▼

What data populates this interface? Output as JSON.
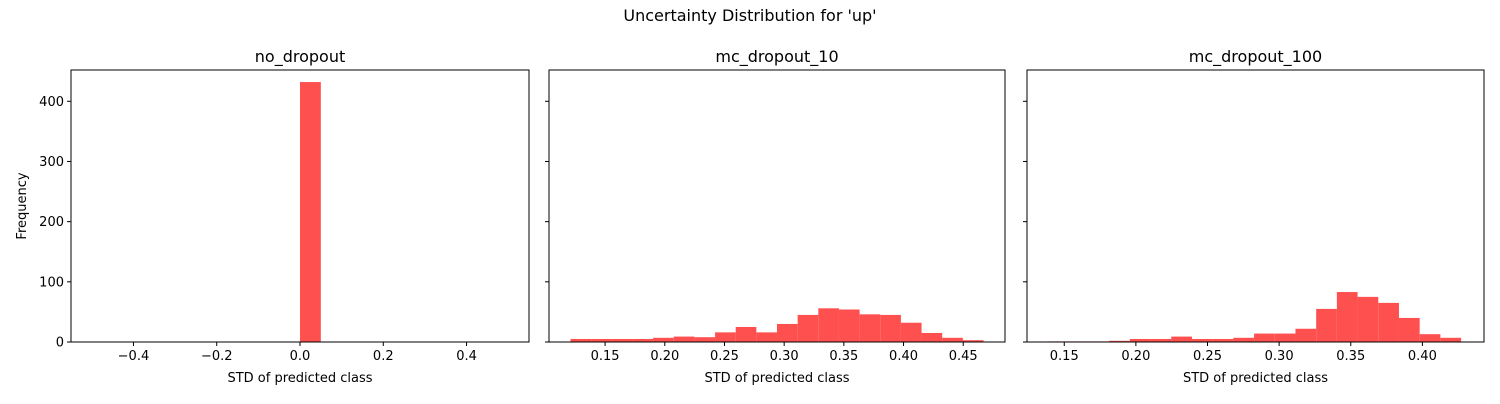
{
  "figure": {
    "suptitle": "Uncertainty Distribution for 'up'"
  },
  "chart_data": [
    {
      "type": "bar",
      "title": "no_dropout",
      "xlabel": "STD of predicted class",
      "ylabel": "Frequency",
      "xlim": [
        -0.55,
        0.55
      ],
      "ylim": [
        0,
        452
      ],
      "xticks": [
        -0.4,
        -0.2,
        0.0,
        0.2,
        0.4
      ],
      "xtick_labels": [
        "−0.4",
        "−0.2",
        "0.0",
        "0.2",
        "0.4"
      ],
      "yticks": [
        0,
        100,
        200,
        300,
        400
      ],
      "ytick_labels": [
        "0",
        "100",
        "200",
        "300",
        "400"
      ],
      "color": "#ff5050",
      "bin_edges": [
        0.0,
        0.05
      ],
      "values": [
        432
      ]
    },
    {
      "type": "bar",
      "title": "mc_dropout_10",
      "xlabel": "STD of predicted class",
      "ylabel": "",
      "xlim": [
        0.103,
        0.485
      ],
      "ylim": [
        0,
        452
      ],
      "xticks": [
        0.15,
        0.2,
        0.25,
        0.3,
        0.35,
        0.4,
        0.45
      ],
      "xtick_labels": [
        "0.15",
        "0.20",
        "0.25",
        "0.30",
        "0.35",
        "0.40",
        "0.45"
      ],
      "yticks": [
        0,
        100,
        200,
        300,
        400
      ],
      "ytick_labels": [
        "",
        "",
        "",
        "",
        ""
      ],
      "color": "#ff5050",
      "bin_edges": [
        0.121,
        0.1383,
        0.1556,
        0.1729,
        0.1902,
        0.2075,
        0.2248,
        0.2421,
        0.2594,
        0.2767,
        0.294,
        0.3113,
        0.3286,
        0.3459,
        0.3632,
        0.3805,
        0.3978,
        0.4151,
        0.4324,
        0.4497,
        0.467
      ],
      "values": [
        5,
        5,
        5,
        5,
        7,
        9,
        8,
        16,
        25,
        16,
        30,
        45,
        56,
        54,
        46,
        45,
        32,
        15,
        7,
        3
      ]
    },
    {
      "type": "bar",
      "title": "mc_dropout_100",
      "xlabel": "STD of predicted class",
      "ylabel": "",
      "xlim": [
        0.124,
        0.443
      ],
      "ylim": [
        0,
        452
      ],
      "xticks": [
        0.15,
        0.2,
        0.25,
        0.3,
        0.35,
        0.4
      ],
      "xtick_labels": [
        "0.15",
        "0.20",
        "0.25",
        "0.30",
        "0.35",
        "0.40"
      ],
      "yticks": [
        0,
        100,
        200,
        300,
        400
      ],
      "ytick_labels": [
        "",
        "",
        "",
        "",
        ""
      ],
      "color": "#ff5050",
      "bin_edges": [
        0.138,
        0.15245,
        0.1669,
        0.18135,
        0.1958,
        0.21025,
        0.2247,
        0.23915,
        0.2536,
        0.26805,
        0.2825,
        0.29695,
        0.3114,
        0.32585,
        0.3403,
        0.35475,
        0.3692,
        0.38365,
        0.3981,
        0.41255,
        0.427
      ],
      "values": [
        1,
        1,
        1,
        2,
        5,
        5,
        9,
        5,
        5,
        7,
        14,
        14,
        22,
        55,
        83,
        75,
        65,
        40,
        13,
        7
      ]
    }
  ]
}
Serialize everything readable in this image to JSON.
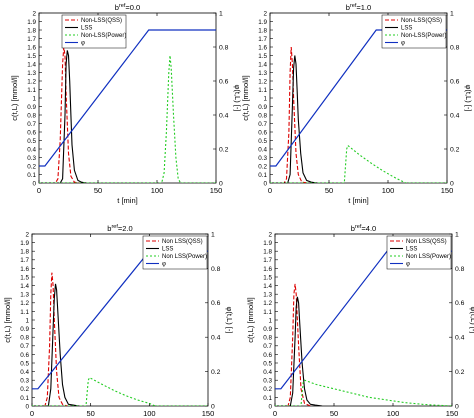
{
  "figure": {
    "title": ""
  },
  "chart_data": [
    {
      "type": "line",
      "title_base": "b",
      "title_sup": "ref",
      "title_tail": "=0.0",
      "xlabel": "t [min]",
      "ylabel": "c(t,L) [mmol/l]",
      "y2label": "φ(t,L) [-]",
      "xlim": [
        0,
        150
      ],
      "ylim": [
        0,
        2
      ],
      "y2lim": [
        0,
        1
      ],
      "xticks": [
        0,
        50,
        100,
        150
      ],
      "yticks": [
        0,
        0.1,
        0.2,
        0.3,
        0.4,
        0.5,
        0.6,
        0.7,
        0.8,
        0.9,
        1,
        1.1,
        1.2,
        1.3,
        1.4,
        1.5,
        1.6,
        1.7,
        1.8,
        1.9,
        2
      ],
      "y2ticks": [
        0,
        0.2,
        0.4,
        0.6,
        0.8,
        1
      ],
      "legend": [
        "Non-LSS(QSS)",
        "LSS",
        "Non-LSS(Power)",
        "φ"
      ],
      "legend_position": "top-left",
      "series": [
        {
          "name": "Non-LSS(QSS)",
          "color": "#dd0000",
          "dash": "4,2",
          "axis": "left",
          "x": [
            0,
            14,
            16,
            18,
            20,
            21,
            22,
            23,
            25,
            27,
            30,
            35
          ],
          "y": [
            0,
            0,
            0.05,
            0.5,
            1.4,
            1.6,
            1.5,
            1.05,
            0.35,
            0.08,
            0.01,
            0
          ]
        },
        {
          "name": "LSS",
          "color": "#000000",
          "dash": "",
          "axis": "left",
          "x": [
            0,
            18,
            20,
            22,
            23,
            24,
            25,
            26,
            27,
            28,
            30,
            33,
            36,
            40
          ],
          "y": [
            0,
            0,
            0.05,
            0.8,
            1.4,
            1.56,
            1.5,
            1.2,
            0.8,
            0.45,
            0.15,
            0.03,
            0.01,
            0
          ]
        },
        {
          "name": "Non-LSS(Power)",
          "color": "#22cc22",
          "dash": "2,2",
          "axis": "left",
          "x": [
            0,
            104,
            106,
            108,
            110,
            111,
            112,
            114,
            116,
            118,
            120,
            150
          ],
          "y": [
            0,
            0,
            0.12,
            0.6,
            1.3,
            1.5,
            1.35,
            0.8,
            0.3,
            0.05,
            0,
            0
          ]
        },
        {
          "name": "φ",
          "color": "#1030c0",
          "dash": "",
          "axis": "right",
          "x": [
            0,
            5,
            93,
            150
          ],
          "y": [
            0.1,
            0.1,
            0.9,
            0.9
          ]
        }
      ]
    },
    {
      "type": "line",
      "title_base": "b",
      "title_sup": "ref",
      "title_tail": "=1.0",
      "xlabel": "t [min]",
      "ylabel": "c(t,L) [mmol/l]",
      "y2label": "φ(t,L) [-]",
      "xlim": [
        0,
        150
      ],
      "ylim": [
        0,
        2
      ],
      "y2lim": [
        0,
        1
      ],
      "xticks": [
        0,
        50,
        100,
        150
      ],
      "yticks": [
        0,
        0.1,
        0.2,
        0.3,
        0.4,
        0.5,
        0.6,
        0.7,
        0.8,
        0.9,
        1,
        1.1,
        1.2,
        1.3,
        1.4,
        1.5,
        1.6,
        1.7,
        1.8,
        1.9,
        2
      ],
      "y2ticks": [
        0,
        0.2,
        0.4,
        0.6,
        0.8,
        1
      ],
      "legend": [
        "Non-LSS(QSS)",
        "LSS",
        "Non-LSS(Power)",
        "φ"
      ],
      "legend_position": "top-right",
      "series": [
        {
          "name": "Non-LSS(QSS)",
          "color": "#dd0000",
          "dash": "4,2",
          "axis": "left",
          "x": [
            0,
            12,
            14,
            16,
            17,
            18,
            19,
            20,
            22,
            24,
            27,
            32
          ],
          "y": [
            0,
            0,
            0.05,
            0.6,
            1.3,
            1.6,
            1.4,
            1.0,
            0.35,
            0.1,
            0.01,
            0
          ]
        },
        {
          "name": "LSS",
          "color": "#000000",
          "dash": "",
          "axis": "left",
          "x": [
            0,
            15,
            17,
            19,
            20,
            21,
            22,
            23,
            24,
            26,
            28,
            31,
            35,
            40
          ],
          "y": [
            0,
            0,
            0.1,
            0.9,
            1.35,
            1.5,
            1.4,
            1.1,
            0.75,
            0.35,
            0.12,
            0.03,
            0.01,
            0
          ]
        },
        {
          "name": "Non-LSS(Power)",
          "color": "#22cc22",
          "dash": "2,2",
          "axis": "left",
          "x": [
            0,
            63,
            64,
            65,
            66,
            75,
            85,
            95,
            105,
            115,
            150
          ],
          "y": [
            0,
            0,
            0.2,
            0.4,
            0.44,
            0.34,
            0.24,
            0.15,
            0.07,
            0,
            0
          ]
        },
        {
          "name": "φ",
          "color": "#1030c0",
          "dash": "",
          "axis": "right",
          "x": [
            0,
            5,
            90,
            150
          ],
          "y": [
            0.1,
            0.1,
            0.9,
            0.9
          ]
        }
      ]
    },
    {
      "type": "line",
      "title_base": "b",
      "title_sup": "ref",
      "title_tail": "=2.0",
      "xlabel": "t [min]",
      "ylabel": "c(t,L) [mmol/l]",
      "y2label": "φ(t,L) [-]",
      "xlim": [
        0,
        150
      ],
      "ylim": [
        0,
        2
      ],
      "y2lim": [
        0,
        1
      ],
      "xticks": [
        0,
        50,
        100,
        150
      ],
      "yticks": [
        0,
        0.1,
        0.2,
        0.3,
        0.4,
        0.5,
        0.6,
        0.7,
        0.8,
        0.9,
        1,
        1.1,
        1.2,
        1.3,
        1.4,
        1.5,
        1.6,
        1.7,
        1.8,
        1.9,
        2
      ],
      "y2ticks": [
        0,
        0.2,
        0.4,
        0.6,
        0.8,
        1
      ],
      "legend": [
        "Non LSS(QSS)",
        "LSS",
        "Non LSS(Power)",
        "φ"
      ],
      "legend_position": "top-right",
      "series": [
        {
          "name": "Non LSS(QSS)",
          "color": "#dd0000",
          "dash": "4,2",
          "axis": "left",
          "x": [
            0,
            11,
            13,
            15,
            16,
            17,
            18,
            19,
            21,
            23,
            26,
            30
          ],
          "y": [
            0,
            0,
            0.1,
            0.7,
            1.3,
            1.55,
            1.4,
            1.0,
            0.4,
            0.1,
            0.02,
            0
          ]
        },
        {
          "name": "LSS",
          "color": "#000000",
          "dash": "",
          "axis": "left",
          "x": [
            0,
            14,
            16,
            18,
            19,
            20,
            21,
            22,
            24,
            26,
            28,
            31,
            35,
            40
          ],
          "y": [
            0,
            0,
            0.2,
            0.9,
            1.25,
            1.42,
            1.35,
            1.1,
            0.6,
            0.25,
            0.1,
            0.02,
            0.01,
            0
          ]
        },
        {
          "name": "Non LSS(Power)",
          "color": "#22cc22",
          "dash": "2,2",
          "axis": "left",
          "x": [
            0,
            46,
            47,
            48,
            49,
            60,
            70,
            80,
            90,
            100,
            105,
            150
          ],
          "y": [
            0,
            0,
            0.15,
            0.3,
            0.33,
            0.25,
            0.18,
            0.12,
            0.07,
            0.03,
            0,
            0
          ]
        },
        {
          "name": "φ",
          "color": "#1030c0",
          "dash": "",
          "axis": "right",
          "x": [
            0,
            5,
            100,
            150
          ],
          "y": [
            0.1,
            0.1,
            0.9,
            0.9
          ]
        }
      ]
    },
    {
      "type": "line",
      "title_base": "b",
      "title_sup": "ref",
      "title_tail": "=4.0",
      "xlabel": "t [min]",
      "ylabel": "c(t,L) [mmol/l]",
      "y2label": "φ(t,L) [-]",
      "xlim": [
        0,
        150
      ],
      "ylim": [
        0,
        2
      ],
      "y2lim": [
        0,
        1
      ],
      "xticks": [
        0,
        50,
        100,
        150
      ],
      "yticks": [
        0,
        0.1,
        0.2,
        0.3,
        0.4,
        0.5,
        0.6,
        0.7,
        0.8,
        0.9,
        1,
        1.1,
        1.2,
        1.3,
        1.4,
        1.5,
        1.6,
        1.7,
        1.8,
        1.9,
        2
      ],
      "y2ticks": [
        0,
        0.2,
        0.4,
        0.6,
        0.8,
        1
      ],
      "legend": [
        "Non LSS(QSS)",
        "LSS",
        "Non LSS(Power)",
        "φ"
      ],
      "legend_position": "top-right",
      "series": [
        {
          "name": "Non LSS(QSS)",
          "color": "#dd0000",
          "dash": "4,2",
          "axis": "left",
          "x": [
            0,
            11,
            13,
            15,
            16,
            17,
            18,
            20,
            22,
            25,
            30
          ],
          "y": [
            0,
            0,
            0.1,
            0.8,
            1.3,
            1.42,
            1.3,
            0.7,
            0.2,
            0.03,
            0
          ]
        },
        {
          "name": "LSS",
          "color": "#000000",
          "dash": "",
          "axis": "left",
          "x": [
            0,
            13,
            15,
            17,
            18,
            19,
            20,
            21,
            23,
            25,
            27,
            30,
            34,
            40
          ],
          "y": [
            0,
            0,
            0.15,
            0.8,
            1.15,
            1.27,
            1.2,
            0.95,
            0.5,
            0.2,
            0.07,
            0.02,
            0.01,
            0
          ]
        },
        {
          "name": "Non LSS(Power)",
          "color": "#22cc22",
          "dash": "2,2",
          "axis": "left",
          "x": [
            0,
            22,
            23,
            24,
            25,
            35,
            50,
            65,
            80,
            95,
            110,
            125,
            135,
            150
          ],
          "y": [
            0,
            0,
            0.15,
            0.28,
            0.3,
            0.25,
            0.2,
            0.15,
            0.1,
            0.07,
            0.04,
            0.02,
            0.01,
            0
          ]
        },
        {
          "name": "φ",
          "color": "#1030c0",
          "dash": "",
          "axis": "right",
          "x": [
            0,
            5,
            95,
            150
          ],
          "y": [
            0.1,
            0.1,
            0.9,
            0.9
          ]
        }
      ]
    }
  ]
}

▲

● **EXERCISE REQUIREMENTS**:
Of all the lines above, how many contain the word "this"? Answer with only the number.

● **FINISHED EXERCISE**:
2